DOCUMENT SEGMENT section start
Thursday, Dec. 7 is National Letter Writing Day, an opportunity to sit down and write some actual hard copy correspondence. In today’s world of email, texts and tweets, letter writing is quaintly old-fashioned if not a completely lost art. When was the last time any of us received an actual letter from someone? Or wrote to a friend or family member?
Letter-writing is not the only lost art over the past few decades. As we’ve moved from print to digital, from typewriters to smart phones, much has been lost along the way. Here are just a few things that have transitioned from mainstream life to cultural niche in our fast-paced, 21st century world.
If you talk to older generations, many of them will bemoan the decline in handwriting, and will tell you about how they learned penmanship in grade school. By the 1980s, word processing had replaced handwriting as the go-to skill, and school children began learning the placement of typewriter keys (J-U-J-U-J-U). By the 21st century, some people were even beginning to pronounce cursive writing as dead, which might represent the triumph of what linguists call “electronically mediated communication.”
DOCUMENT SEGMENT section end
__EXERCISE REQUIREMENTS__
**A)** Condense the paragraph in the letter-writing piece that begins "If you talk to older generations" into a short bulleted list that keeps its main facts.
**B)** Summarize the letter-writing piece in two sentences.
**C)** Extend the letter-writing piece from the point where it stops.
The records were taken from a separate source.
GIVEN INFORMATION section start
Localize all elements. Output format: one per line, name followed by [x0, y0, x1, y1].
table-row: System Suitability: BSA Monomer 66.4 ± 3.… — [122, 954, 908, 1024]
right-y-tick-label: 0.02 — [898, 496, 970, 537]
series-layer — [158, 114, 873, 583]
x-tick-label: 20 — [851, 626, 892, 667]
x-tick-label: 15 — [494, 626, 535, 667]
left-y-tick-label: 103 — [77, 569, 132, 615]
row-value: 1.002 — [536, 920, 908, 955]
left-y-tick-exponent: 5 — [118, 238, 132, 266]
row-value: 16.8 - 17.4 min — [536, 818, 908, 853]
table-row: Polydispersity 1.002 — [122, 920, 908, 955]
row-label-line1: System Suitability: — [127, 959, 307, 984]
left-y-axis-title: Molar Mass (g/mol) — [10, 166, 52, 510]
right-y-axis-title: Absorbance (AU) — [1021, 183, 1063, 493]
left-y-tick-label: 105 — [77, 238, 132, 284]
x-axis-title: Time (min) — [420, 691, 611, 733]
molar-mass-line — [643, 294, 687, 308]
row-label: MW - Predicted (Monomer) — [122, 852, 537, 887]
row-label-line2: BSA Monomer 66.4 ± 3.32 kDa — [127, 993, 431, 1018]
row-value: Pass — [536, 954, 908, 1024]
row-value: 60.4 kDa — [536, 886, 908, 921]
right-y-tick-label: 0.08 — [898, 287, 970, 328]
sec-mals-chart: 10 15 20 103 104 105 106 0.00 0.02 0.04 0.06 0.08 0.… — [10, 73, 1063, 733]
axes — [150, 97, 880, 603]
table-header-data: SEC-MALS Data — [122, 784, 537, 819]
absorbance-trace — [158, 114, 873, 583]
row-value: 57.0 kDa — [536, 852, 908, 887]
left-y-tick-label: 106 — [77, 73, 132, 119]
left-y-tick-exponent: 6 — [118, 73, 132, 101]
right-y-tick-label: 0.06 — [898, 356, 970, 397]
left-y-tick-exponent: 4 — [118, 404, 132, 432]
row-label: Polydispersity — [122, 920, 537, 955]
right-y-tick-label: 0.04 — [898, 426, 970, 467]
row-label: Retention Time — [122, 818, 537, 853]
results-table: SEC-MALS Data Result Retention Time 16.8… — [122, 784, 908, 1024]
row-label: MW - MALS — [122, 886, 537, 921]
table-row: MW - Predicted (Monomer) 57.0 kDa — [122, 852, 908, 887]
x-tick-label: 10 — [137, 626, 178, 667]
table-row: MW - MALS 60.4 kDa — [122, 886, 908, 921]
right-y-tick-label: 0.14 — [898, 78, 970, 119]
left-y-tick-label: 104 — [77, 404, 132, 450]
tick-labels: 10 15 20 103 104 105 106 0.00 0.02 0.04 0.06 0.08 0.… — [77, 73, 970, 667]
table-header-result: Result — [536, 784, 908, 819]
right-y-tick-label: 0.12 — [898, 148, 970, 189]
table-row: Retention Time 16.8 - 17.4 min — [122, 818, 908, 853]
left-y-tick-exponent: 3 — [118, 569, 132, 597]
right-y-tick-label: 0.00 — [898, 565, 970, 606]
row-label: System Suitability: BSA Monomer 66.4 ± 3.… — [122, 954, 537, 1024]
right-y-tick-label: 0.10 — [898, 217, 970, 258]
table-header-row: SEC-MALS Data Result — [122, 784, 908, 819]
GIVEN INFORMATION section end
__NUMBERED RESPONSES__
**A)**
- Many people in older generations lament the decline of handwriting and recall learning penmanship in grade school.
- By the 1980s, word processing had replaced handwriting as the main skill, and schoolchildren learned where the typewriter keys were placed.
- By the 21st century, some people were calling cursive writing dead, which might reflect the triumph of what linguists call "electronically mediated communication."

**B)** National Letter Writing Day, on Thursday, Dec. 7, is a chance to write real correspondence, though letter writing now seems old-fashioned or even a lost art next to email, texts and tweets. Much has been lost in the shift from print to digital, including handwriting, which gave way to word processing by the 1980s and which some declared dead in the 21st century.

**C)**
In late November, the New York Times reported on the passing of Mary Adelman, who for decades owned a typewriter repair shop in Manhattan. The typewriter long ago ceased to be the instrument for writers, but Adelman’s passing was a stark reminder of the craft that went into keeping up a typewriter. It hasn’t been all that long since people were versed in the language of escapements, carriage strings and sticky keys. As a mechanical object, a typewriter needed mechanical upkeep—but you knew how it worked and could rely on it to do what you needed it to do.
As a society, it’s possible we print more today than we ever have in the past, so printing is certainly not a dead art. But printing in the digital era is arguably no longer the same art of movable type—an invention traditionally credited to Johannes Gutenberg in the 15th century but that actually began in the Song Dynasty in China in the 11th century. Most printing today involves packaging digital files and sending them to an electronic device that puts a pattern of ink on a page. But not too long ago, and for certain niche jobs today, printing was a mechanical process that involved physically setting plates.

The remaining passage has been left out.